[Start of RECORDS SUPPLIED]

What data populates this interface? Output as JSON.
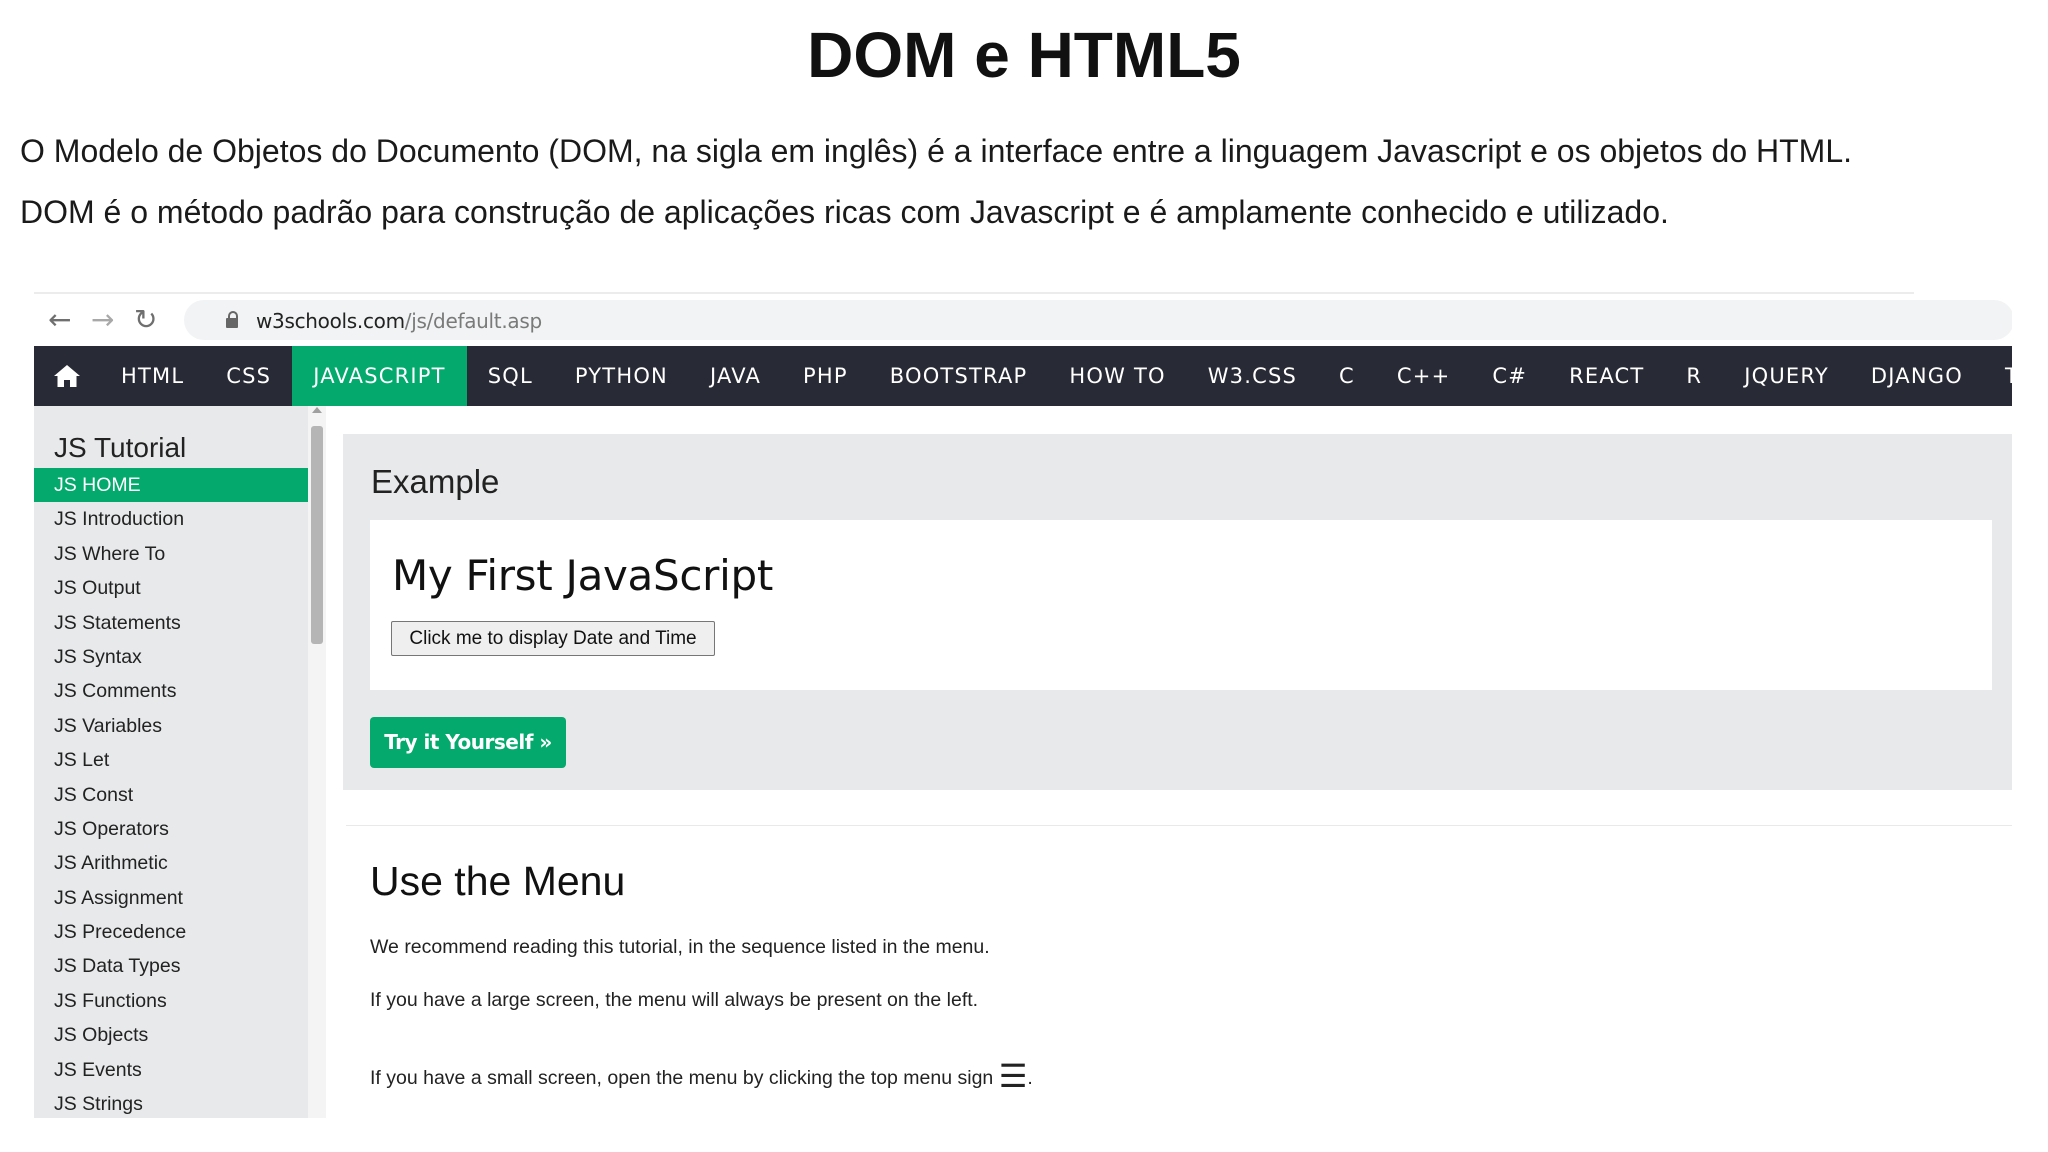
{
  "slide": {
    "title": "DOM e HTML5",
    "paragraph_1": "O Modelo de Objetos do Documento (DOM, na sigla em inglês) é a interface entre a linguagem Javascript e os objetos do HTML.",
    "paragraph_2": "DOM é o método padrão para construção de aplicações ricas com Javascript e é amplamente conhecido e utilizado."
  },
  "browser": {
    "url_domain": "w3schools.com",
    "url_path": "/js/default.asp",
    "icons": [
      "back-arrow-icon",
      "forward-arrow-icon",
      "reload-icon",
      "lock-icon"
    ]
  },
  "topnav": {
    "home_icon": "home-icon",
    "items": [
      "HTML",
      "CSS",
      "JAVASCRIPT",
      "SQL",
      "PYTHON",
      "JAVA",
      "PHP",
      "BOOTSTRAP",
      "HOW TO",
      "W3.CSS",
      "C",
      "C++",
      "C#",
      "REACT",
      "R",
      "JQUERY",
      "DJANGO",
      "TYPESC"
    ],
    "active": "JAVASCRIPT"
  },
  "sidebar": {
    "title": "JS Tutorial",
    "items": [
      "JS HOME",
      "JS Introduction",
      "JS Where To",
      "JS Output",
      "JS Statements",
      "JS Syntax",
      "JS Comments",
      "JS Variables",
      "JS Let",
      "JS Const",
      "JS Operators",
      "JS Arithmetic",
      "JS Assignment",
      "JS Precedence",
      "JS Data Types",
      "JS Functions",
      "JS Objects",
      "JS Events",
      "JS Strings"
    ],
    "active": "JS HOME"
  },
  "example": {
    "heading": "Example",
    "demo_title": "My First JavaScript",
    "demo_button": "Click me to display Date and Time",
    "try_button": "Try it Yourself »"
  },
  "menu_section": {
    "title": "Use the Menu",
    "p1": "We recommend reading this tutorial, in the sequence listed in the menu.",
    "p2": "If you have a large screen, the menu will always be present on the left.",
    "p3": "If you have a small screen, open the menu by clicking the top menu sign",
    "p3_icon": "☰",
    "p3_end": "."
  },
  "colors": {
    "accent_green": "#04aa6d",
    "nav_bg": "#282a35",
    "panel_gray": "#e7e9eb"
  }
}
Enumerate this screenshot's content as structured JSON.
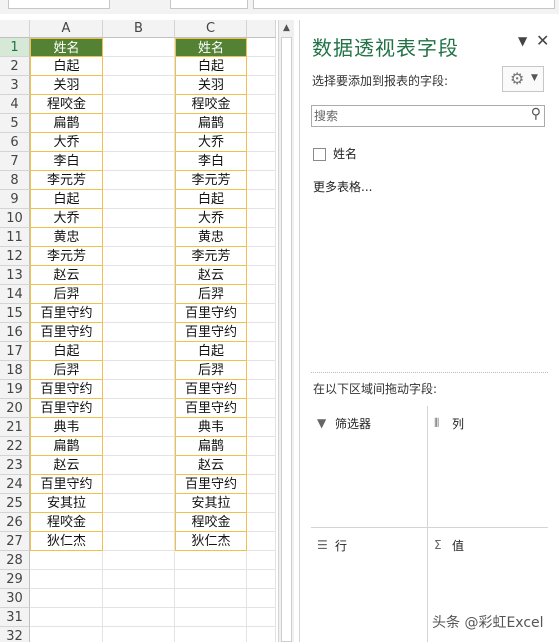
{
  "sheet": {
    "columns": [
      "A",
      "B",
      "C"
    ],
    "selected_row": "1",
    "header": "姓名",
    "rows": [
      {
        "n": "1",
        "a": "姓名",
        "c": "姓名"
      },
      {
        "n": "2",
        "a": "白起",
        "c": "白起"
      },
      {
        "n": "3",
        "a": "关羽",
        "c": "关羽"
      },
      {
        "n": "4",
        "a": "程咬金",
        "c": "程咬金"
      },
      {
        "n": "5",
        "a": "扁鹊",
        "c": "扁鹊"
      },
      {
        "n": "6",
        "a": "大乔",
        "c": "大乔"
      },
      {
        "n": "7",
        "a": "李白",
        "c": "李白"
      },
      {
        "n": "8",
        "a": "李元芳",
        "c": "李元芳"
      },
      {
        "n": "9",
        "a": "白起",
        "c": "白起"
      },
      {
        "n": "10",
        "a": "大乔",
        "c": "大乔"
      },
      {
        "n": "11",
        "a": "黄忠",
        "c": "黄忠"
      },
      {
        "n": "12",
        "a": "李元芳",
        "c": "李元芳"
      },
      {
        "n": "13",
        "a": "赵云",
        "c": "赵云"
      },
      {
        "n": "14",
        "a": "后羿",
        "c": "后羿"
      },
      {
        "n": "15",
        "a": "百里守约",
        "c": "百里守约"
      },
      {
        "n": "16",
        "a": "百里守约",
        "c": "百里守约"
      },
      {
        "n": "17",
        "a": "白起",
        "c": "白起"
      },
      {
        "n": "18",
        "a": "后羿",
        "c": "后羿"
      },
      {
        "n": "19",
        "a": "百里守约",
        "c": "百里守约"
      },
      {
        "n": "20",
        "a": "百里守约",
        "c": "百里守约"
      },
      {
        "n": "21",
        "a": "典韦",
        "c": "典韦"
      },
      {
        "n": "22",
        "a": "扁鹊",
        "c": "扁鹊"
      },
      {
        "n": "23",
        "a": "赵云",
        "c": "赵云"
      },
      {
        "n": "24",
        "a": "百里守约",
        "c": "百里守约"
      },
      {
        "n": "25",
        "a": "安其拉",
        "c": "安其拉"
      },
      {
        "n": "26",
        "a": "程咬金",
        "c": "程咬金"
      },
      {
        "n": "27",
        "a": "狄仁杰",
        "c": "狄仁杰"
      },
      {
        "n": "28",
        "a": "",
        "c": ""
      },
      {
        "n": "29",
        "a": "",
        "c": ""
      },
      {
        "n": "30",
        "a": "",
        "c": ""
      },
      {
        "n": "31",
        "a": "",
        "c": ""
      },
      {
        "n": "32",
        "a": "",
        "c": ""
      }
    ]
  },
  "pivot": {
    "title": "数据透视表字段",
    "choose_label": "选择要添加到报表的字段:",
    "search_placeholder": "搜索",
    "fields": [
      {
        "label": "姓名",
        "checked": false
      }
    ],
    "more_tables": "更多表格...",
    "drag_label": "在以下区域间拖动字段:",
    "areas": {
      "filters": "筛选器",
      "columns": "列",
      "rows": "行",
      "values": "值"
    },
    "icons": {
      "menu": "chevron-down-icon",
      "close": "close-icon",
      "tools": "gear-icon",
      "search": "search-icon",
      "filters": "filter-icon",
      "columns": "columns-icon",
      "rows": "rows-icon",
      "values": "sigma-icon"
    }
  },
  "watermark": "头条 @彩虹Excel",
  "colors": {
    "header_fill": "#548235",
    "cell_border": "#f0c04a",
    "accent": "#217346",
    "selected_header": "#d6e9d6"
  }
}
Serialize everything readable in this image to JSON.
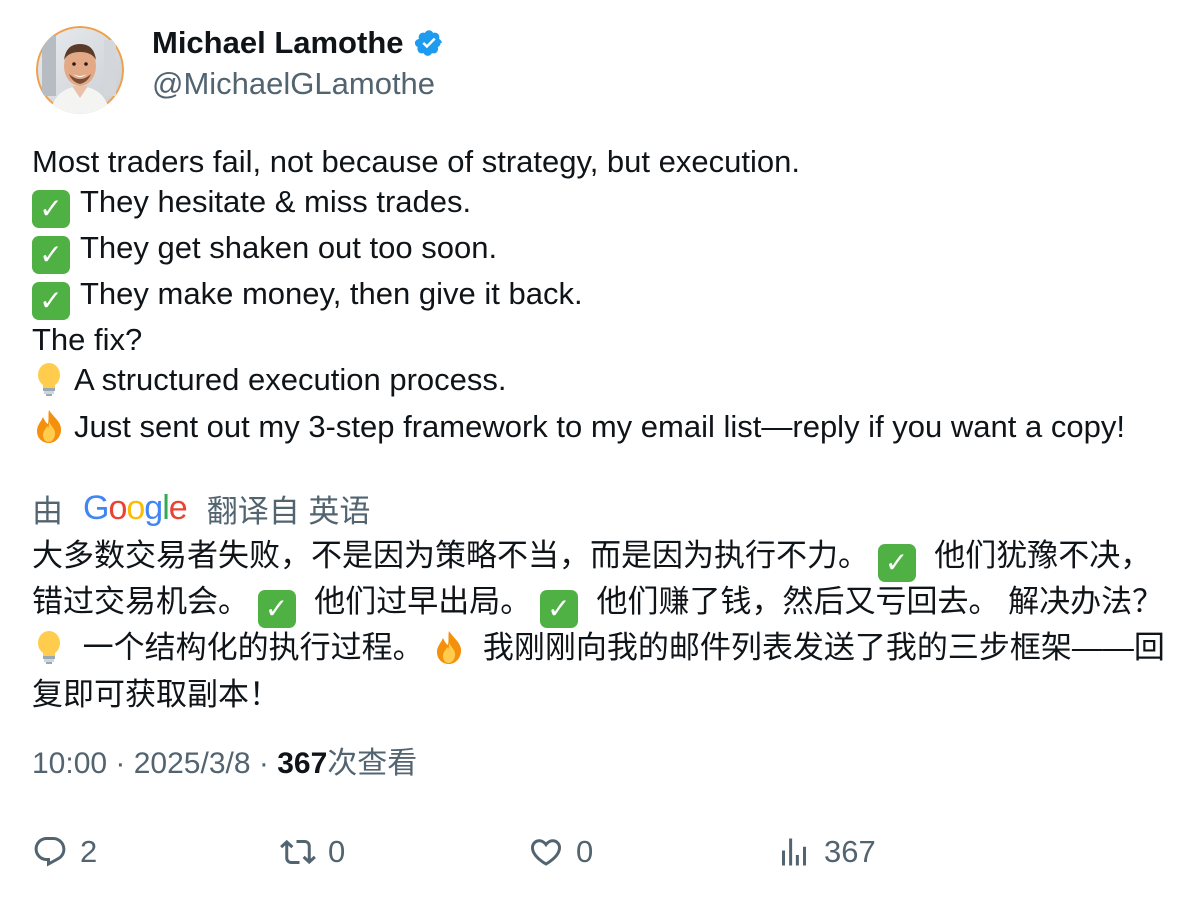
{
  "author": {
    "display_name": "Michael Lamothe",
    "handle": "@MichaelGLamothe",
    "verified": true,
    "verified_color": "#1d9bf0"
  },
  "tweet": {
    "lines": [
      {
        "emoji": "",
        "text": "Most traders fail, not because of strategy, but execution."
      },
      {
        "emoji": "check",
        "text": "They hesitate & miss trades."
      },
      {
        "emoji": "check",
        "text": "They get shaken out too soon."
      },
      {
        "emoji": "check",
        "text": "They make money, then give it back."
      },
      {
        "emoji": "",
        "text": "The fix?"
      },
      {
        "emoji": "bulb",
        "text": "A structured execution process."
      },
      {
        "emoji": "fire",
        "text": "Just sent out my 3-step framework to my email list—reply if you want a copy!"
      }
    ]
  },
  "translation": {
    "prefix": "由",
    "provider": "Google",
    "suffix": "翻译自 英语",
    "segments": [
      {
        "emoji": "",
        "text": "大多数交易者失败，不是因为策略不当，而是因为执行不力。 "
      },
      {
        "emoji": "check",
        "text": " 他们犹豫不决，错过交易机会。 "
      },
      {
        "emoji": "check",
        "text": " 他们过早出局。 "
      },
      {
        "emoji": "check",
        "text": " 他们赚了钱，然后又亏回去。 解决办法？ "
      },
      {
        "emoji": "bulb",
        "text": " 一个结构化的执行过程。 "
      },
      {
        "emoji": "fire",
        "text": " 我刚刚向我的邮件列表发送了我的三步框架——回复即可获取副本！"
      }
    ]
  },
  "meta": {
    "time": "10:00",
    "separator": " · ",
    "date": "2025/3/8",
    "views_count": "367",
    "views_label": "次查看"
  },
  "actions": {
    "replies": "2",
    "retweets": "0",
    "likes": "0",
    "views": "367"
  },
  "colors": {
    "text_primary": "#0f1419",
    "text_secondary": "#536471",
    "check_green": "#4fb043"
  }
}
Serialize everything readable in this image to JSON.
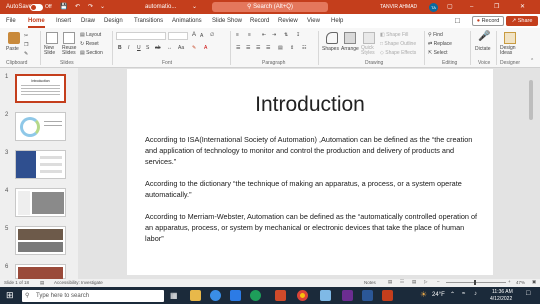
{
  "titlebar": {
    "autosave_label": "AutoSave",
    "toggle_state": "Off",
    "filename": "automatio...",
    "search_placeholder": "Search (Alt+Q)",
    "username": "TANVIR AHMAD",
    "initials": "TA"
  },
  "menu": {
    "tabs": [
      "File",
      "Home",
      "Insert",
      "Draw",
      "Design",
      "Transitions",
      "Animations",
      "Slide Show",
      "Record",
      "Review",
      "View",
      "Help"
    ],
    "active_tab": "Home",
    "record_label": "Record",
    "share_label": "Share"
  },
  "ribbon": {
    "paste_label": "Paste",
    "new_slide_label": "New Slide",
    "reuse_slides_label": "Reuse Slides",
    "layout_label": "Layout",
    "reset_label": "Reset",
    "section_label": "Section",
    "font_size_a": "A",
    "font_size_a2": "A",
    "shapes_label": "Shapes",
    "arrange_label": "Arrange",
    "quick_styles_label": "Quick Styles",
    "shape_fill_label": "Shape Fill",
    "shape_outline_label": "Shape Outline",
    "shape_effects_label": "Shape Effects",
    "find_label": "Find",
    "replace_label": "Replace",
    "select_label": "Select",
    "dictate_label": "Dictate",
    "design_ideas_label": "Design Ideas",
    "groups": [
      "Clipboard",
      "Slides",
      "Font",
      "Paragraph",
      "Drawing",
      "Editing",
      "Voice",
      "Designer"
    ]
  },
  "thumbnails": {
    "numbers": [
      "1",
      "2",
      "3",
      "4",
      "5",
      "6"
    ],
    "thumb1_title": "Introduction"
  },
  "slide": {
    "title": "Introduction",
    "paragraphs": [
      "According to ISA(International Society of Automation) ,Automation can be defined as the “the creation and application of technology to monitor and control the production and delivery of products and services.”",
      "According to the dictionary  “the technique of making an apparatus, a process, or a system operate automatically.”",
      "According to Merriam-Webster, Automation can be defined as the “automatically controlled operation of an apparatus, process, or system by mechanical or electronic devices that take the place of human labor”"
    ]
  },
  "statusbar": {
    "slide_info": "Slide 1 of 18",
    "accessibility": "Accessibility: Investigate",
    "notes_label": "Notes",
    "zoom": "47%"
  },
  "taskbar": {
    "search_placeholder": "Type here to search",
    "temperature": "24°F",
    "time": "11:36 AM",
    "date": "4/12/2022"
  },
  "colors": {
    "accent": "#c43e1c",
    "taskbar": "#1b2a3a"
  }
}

[End of RECORDS SUPPLIED]

### WHAT THIS TASK INVOLVES
Go through the entries and return each line where the word "JSON" appears.

### WRITTEN ANSWER
What data populates this interface? Output as JSON.
Enumerate this screenshot's content as structured JSON.
Serialize everything readable in this image to JSON.
Serialize everything readable in this image to JSON.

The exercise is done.